**PROBLEM DESCRIPTION**
Leave the pictures out, and retype all of the material exactly as written.

**LISTED RECORDS**
━━━━━━━━━━━━━━━━━━━━━━━━━━━━━━
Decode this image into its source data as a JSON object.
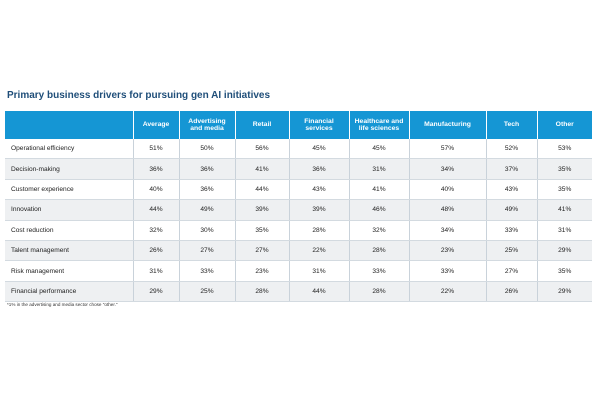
{
  "title": "Primary business drivers for pursuing gen AI initiatives",
  "columns": [
    "",
    "Average",
    "Advertising and media",
    "Retail",
    "Financial services",
    "Healthcare and life sciences",
    "Manufacturing",
    "Tech",
    "Other"
  ],
  "rows": [
    {
      "label": "Operational efficiency",
      "values": [
        "51%",
        "50%",
        "56%",
        "45%",
        "45%",
        "57%",
        "52%",
        "53%"
      ]
    },
    {
      "label": "Decision-making",
      "values": [
        "36%",
        "36%",
        "41%",
        "36%",
        "31%",
        "34%",
        "37%",
        "35%"
      ]
    },
    {
      "label": "Customer experience",
      "values": [
        "40%",
        "36%",
        "44%",
        "43%",
        "41%",
        "40%",
        "43%",
        "35%"
      ]
    },
    {
      "label": "Innovation",
      "values": [
        "44%",
        "49%",
        "39%",
        "39%",
        "46%",
        "48%",
        "49%",
        "41%"
      ]
    },
    {
      "label": "Cost reduction",
      "values": [
        "32%",
        "30%",
        "35%",
        "28%",
        "32%",
        "34%",
        "33%",
        "31%"
      ]
    },
    {
      "label": "Talent management",
      "values": [
        "26%",
        "27%",
        "27%",
        "22%",
        "28%",
        "23%",
        "25%",
        "29%"
      ]
    },
    {
      "label": "Risk management",
      "values": [
        "31%",
        "33%",
        "23%",
        "31%",
        "33%",
        "33%",
        "27%",
        "35%"
      ]
    },
    {
      "label": "Financial performance",
      "values": [
        "29%",
        "25%",
        "28%",
        "44%",
        "28%",
        "22%",
        "26%",
        "29%"
      ]
    }
  ],
  "footnote": "*1% in the advertising and media sector chose \"other.\"",
  "colors": {
    "title": "#1f4e79",
    "header_bg": "#1596d4",
    "header_text": "#ffffff",
    "row_alt_bg": "#eef0f2"
  }
}
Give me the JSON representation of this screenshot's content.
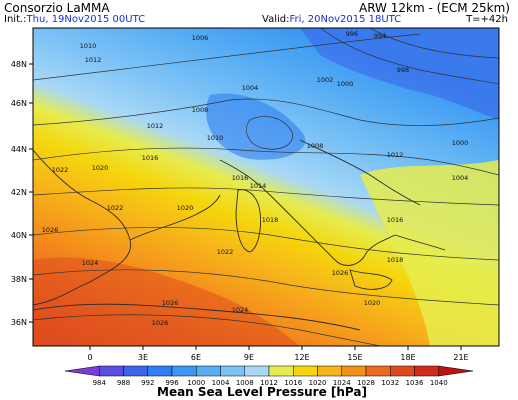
━━━━━━━━━━━━━━━━━━━━━━━━━━━━━━
**RESPONSE TO THIS EXERCISE**
Decode this image into its source data as a JSON object.
{
  "title": "Primary business drivers for pursuing gen AI initiatives",
  "columns": [
    "",
    "Average",
    "Advertising and media",
    "Retail",
    "Financial services",
    "Healthcare and life sciences",
    "Manufacturing",
    "Tech",
    "Other"
  ],
  "rows": [
    {
      "label": "Operational efficiency",
      "values": [
        "51%",
        "50%",
        "56%",
        "45%",
        "45%",
        "57%",
        "52%",
        "53%"
      ]
    },
    {
      "label": "Decision-making",
      "values": [
        "36%",
        "36%",
        "41%",
        "36%",
        "31%",
        "34%",
        "37%",
        "35%"
      ]
    },
    {
      "label": "Customer experience",
      "values": [
        "40%",
        "36%",
        "44%",
        "43%",
        "41%",
        "40%",
        "43%",
        "35%"
      ]
    },
    {
      "label": "Innovation",
      "values": [
        "44%",
        "49%",
        "39%",
        "39%",
        "46%",
        "48%",
        "49%",
        "41%"
      ]
    },
    {
      "label": "Cost reduction",
      "values": [
        "32%",
        "30%",
        "35%",
        "28%",
        "32%",
        "34%",
        "33%",
        "31%"
      ]
    },
    {
      "label": "Talent management",
      "values": [
        "26%",
        "27%",
        "27%",
        "22%",
        "28%",
        "23%",
        "25%",
        "29%"
      ]
    },
    {
      "label": "Risk management",
      "values": [
        "31%",
        "33%",
        "23%",
        "31%",
        "33%",
        "33%",
        "27%",
        "35%"
      ]
    },
    {
      "label": "Financial performance",
      "values": [
        "29%",
        "25%",
        "28%",
        "44%",
        "28%",
        "22%",
        "26%",
        "29%"
      ]
    }
  ],
  "footnote": "*1% in the advertising and media sector chose \"other.\"",
  "colors": {
    "title": "#1f4e79",
    "header_bg": "#1596d4",
    "header_text": "#ffffff",
    "row_alt_bg": "#eef0f2"
  }
}
Give me the JSON representation of this screenshot's content.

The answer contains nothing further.